Using the entries that follow, collect the lines where the word "lenses" appears.

Dataset extract:
* * * * *
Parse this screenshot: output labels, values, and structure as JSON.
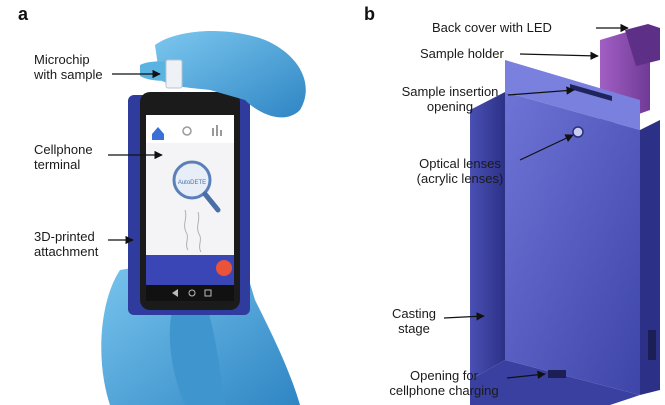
{
  "panel_a": {
    "letter": "a",
    "labels": {
      "microchip": [
        "Microchip",
        "with sample"
      ],
      "cellphone": [
        "Cellphone",
        "terminal"
      ],
      "attachment": [
        "3D-printed",
        "attachment"
      ]
    },
    "screen_logo": "AutoDETE"
  },
  "panel_b": {
    "letter": "b",
    "labels": {
      "back_cover": [
        "Back cover with LED"
      ],
      "sample_holder": [
        "Sample holder"
      ],
      "insertion": [
        "Sample insertion",
        "opening"
      ],
      "lenses": [
        "Optical lenses",
        "(acrylic lenses)"
      ],
      "casting": [
        "Casting",
        "stage"
      ],
      "charging": [
        "Opening for",
        "cellphone charging"
      ]
    }
  },
  "colors": {
    "glove": "#4aa8d8",
    "phone_case": "#2f3c9e",
    "phone_body": "#1b1b1b",
    "screen": "#f4f4f6",
    "attachment_body": "#5a63c9",
    "sample_holder": "#8b4fb0"
  }
}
* * * * *
Task result:
      "lenses": [
        "Optical lenses",
        "(acrylic lenses)"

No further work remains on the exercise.